— BEGIN —
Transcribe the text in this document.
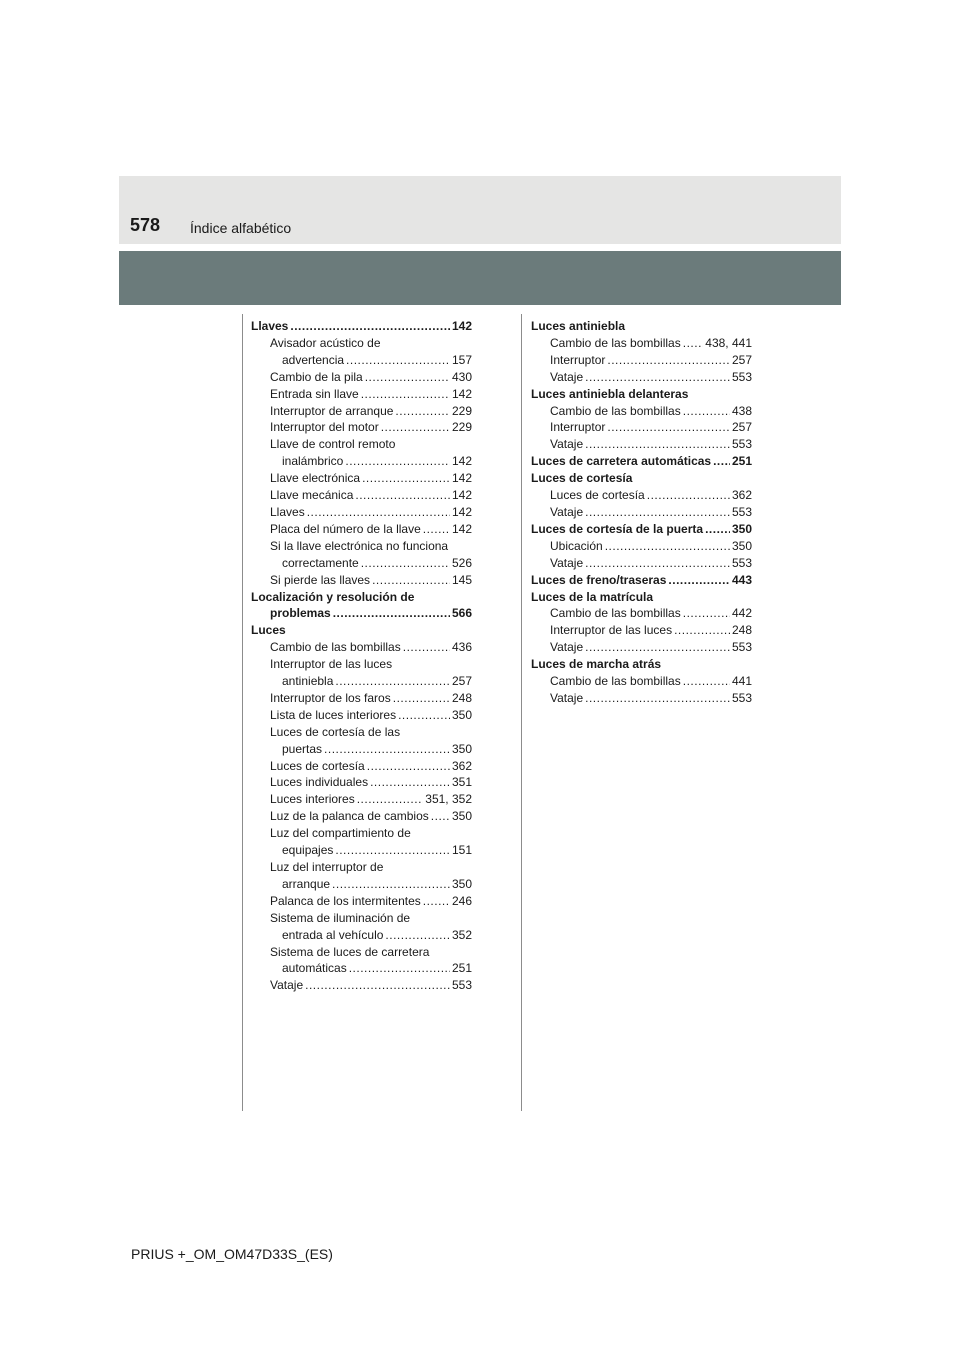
578 Índice alfabético
Llaves .....	142
Avisador acústico de
advertencia .....	157
Cambio de la pila .....	430
Entrada sin llave .....	142
Interruptor de arranque .....	229
Interruptor del motor .....	229
Llave de control remoto
inalámbrico .....	142
Llave electrónica .....	142
Llave mecánica .....	142
Llaves .....	142
Placa del número de la llave .....	142
Si la llave electrónica no funciona
correctamente .....	526
Si pierde las llaves .....	145
Localización y resolución de
problemas .....	566
Luces
Cambio de las bombillas .....	436
Interruptor de las luces
antiniebla .....	257
Interruptor de los faros .....	248
Lista de luces interiores .....	350
Luces de cortesía de las
puertas .....	350
Luces de cortesía .....	362
Luces individuales .....	351
Luces interiores .....	351, 352
Luz de la palanca de cambios ..... 350
Luz del compartimiento de
equipajes .....	151
Luz del interruptor de
arranque .....	350
Palanca de los intermitentes .....	246
Sistema de iluminación de
entrada al vehículo .....	352
Sistema de luces de carretera
automáticas .....	251
Vataje .....	553
Luces antiniebla
Cambio de las bombillas ..... 438, 441
Interruptor .....	257
Vataje .....	553
Luces antiniebla delanteras
Cambio de las bombillas .....	438
Interruptor .....	257
Vataje .....	553
Luces de carretera automáticas ..... 251
Luces de cortesía
Luces de cortesía .....	362
Vataje .....	553
Luces de cortesía de la puerta ..... 350
Ubicación .....	350
Vataje .....	553
Luces de freno/traseras .....	443
Luces de la matrícula
Cambio de las bombillas .....	442
Interruptor de las luces .....	248
Vataje .....	553
Luces de marcha atrás
Cambio de las bombillas .....	441
Vataje .....	553
PRIUS +_OM_OM47D33S_(ES)
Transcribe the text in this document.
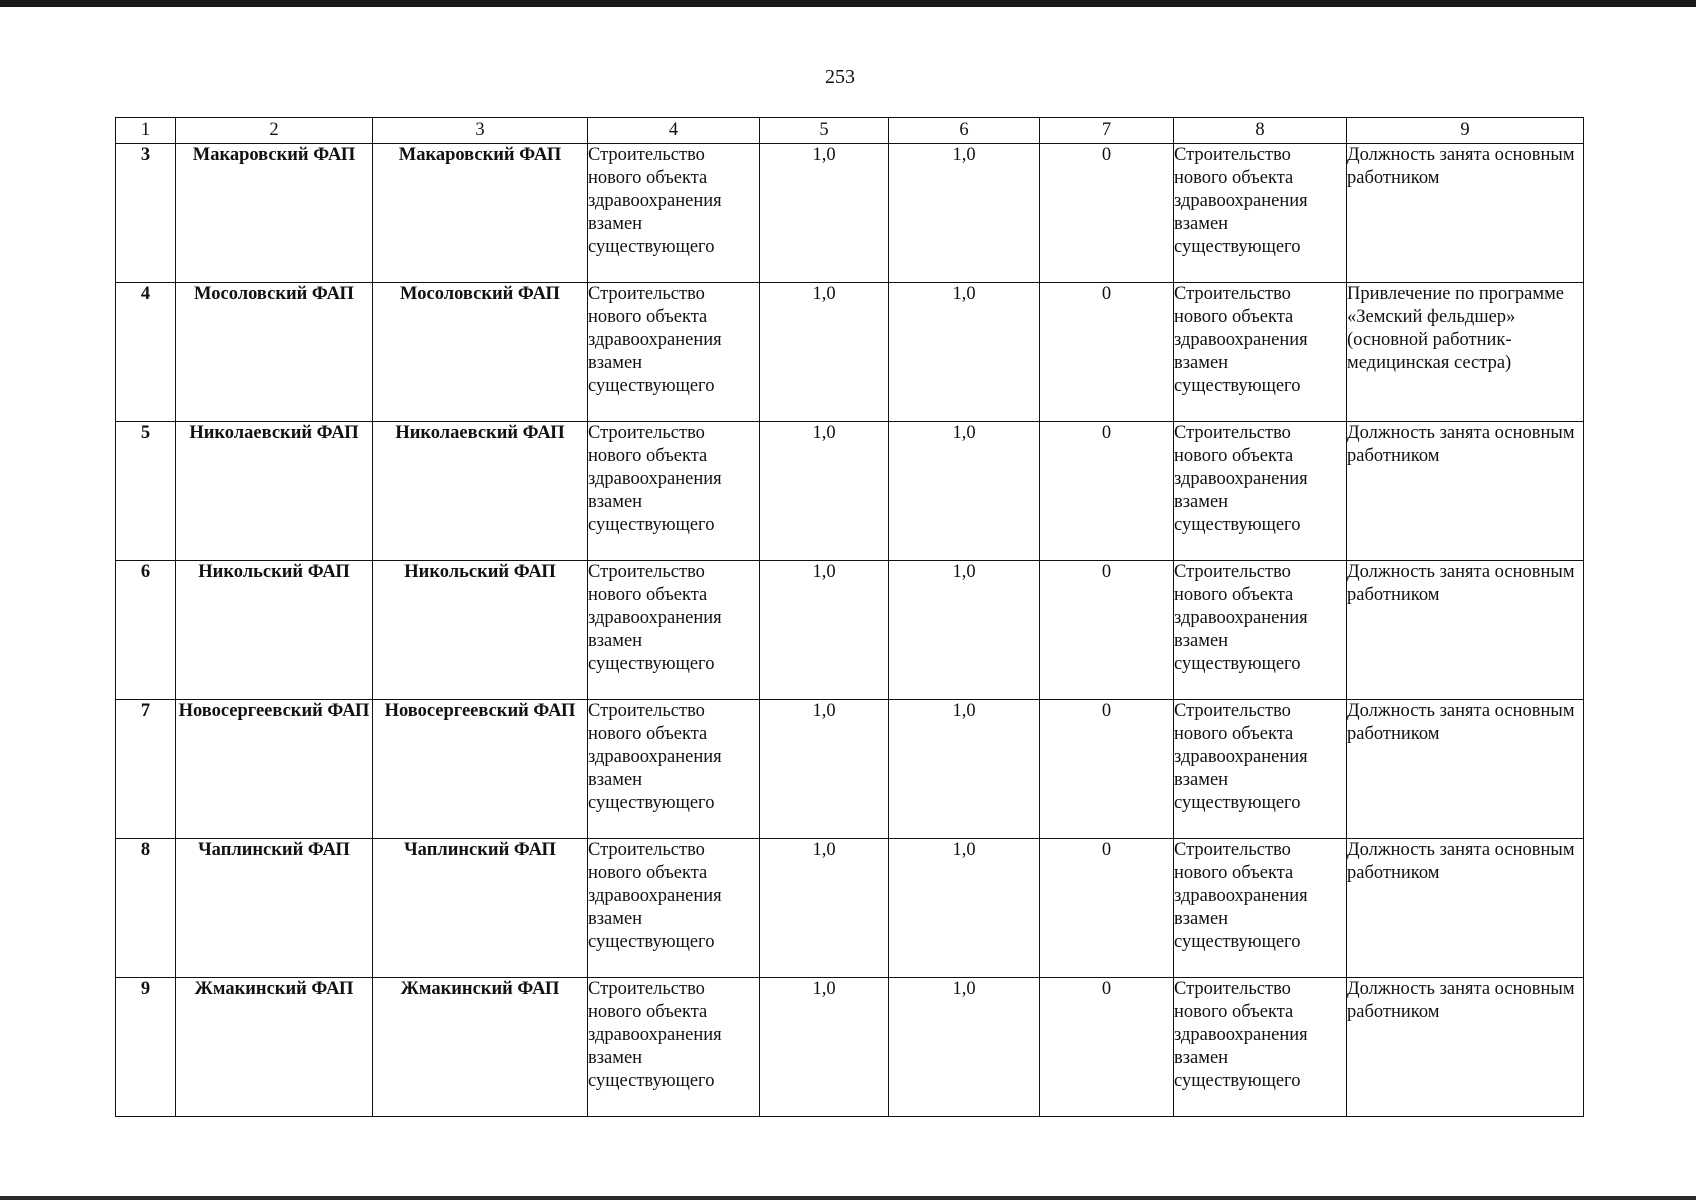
253
1	2	3	4	5	6	7	8	9
3	Макаровский ФАП	Макаровский ФАП	Строительство нового объекта здравоохранения взамен существующего	1,0	1,0	0	Строительство нового объекта здравоохранения взамен существующего	Должность занята основным работником
4	Мосоловский ФАП	Мосоловский ФАП	Строительство нового объекта здравоохранения взамен существующего	1,0	1,0	0	Строительство нового объекта здравоохранения взамен существующего	Привлечение по программе «Земский фельдшер» (основной работник- медицинская сестра)
5	Николаевский ФАП	Николаевский ФАП	Строительство нового объекта здравоохранения взамен существующего	1,0	1,0	0	Строительство нового объекта здравоохранения взамен существующего	Должность занята основным работником
6	Никольский ФАП	Никольский ФАП	Строительство нового объекта здравоохранения взамен существующего	1,0	1,0	0	Строительство нового объекта здравоохранения взамен существующего	Должность занята основным работником
7	Новосергеевский ФАП	Новосергеевский ФАП	Строительство нового объекта здравоохранения взамен существующего	1,0	1,0	0	Строительство нового объекта здравоохранения взамен существующего	Должность занята основным работником
8	Чаплинский ФАП	Чаплинский ФАП	Строительство нового объекта здравоохранения взамен существующего	1,0	1,0	0	Строительство нового объекта здравоохранения взамен существующего	Должность занята основным работником
9	Жмакинский ФАП	Жмакинский ФАП	Строительство нового объекта здравоохранения взамен существующего	1,0	1,0	0	Строительство нового объекта здравоохранения взамен существующего	Должность занята основным работником
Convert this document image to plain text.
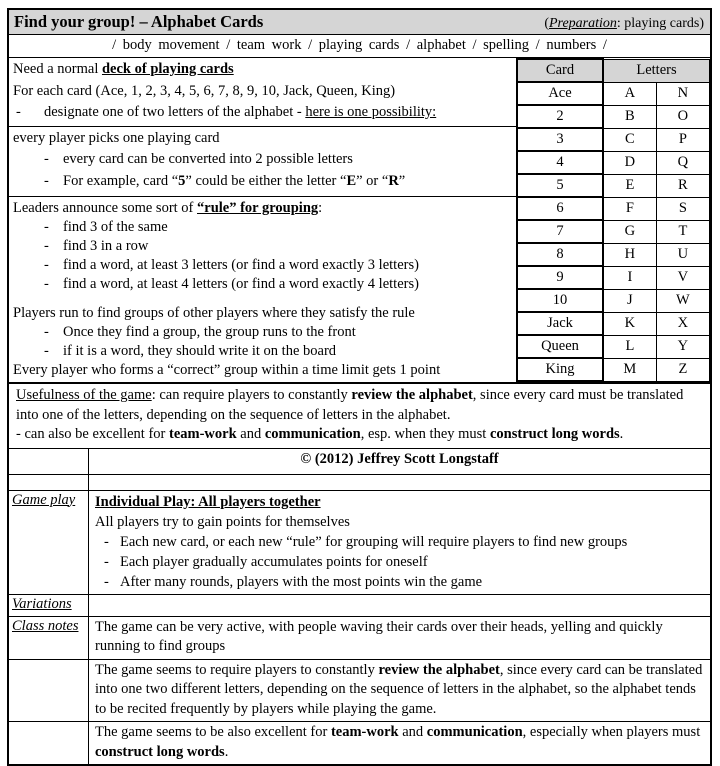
Find your group! – Alphabet Cards	(Preparation: playing cards)
/ body movement / team work / playing cards / alphabet / spelling / numbers /
Need a normal deck of playing cards
For each card (Ace, 1, 2, 3, 4, 5, 6, 7, 8, 9, 10, Jack, Queen, King)
- designate one of two letters of the alphabet - here is one possibility:
every player picks one playing card
- every card can be converted into 2 possible letters
- For example, card “5” could be either the letter “E” or “R”
Leaders announce some sort of “rule” for grouping:
- find 3 of the same
- find 3 in a row
- find a word, at least 3 letters (or find a word exactly 3 letters)
- find a word, at least 4 letters (or find a word exactly 4 letters)
Players run to find groups of other players where they satisfy the rule
- Once they find a group, the group runs to the front
- if it is a word, they should write it on the board
Every player who forms a “correct” group within a time limit gets 1 point
Card	Letters	
Ace	A	N
2	B	O
3	C	P
4	D	Q
5	E	R
6	F	S
7	G	T
8	H	U
9	I	V
10	J	W
Jack	K	X
Queen	L	Y
King	M	Z
Usefulness of the game: can require players to constantly review the alphabet, since every card must be translated into one of the letters, depending on the sequence of letters in the alphabet.
- can also be excellent for team-work and communication, esp. when they must construct long words.
© (2012) Jeffrey Scott Longstaff
Game play	Individual Play: All players together
All players try to gain points for themselves
- Each new card, or each new “rule” for grouping will require players to find new groups
- Each player gradually accumulates points for oneself
- After many rounds, players with the most points win the game
Variations
Class notes	The game can be very active, with people waving their cards over their heads, yelling and quickly running to find groups
The game seems to require players to constantly review the alphabet, since every card can be translated into one two different letters, depending on the sequence of letters in the alphabet, so the alphabet tends to be recited frequently by players while playing the game.
The game seems to be also excellent for team-work and communication, especially when players must construct long words.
— END —
▶ Given request
Transcribe every line from the records above without alteration, and leave out the images.

▶ Task answer
Transcribe the text in this document.
578 Índice alfabético
Llaves .....	142
Avisador acústico de
advertencia .....	157
Cambio de la pila .....	430
Entrada sin llave .....	142
Interruptor de arranque .....	229
Interruptor del motor .....	229
Llave de control remoto
inalámbrico .....	142
Llave electrónica .....	142
Llave mecánica .....	142
Llaves .....	142
Placa del número de la llave .....	142
Si la llave electrónica no funciona
correctamente .....	526
Si pierde las llaves .....	145
Localización y resolución de
problemas .....	566
Luces
Cambio de las bombillas .....	436
Interruptor de las luces
antiniebla .....	257
Interruptor de los faros .....	248
Lista de luces interiores .....	350
Luces de cortesía de las
puertas .....	350
Luces de cortesía .....	362
Luces individuales .....	351
Luces interiores .....	351, 352
Luz de la palanca de cambios ..... 350
Luz del compartimiento de
equipajes .....	151
Luz del interruptor de
arranque .....	350
Palanca de los intermitentes .....	246
Sistema de iluminación de
entrada al vehículo .....	352
Sistema de luces de carretera
automáticas .....	251
Vataje .....	553
Luces antiniebla
Cambio de las bombillas ..... 438, 441
Interruptor .....	257
Vataje .....	553
Luces antiniebla delanteras
Cambio de las bombillas .....	438
Interruptor .....	257
Vataje .....	553
Luces de carretera automáticas ..... 251
Luces de cortesía
Luces de cortesía .....	362
Vataje .....	553
Luces de cortesía de la puerta ..... 350
Ubicación .....	350
Vataje .....	553
Luces de freno/traseras .....	443
Luces de la matrícula
Cambio de las bombillas .....	442
Interruptor de las luces .....	248
Vataje .....	553
Luces de marcha atrás
Cambio de las bombillas .....	441
Vataje .....	553
PRIUS +_OM_OM47D33S_(ES)
Transcribe the text in this document.
253
1	2	3	4	5	6	7	8	9
3	Макаровский ФАП	Макаровский ФАП	Строительство нового объекта здравоохранения взамен существующего	1,0	1,0	0	Строительство нового объекта здравоохранения взамен существующего	Должность занята основным работником
4	Мосоловский ФАП	Мосоловский ФАП	Строительство нового объекта здравоохранения взамен существующего	1,0	1,0	0	Строительство нового объекта здравоохранения взамен существующего	Привлечение по программе «Земский фельдшер» (основной работник- медицинская сестра)
5	Николаевский ФАП	Николаевский ФАП	Строительство нового объекта здравоохранения взамен существующего	1,0	1,0	0	Строительство нового объекта здравоохранения взамен существующего	Должность занята основным работником
6	Никольский ФАП	Никольский ФАП	Строительство нового объекта здравоохранения взамен существующего	1,0	1,0	0	Строительство нового объекта здравоохранения взамен существующего	Должность занята основным работником
7	Новосергеевский ФАП	Новосергеевский ФАП	Строительство нового объекта здравоохранения взамен существующего	1,0	1,0	0	Строительство нового объекта здравоохранения взамен существующего	Должность занята основным работником
8	Чаплинский ФАП	Чаплинский ФАП	Строительство нового объекта здравоохранения взамен существующего	1,0	1,0	0	Строительство нового объекта здравоохранения взамен существующего	Должность занята основным работником
9	Жмакинский ФАП	Жмакинский ФАП	Строительство нового объекта здравоохранения взамен существующего	1,0	1,0	0	Строительство нового объекта здравоохранения взамен существующего	Должность занята основным работником
Convert this document image to plain text.
Find your group! – Alphabet Cards	(Preparation: playing cards)
/ body movement / team work / playing cards / alphabet / spelling / numbers /
Need a normal deck of playing cards
For each card (Ace, 1, 2, 3, 4, 5, 6, 7, 8, 9, 10, Jack, Queen, King)
- designate one of two letters of the alphabet - here is one possibility:
every player picks one playing card
- every card can be converted into 2 possible letters
- For example, card “5” could be either the letter “E” or “R”
Leaders announce some sort of “rule” for grouping:
- find 3 of the same
- find 3 in a row
- find a word, at least 3 letters (or find a word exactly 3 letters)
- find a word, at least 4 letters (or find a word exactly 4 letters)
Players run to find groups of other players where they satisfy the rule
- Once they find a group, the group runs to the front
- if it is a word, they should write it on the board
Every player who forms a “correct” group within a time limit gets 1 point
Card	Letters	
Ace	A	N
2	B	O
3	C	P
4	D	Q
5	E	R
6	F	S
7	G	T
8	H	U
9	I	V
10	J	W
Jack	K	X
Queen	L	Y
King	M	Z
Usefulness of the game: can require players to constantly review the alphabet, since every card must be translated into one of the letters, depending on the sequence of letters in the alphabet.
- can also be excellent for team-work and communication, esp. when they must construct long words.
© (2012) Jeffrey Scott Longstaff
Game play	Individual Play: All players together
All players try to gain points for themselves
- Each new card, or each new “rule” for grouping will require players to find new groups
- Each player gradually accumulates points for oneself
- After many rounds, players with the most points win the game
Variations
Class notes	The game can be very active, with people waving their cards over their heads, yelling and quickly running to find groups
The game seems to require players to constantly review the alphabet, since every card can be translated into one two different letters, depending on the sequence of letters in the alphabet, so the alphabet tends to be recited frequently by players while playing the game.
The game seems to be also excellent for team-work and communication, especially when players must construct long words.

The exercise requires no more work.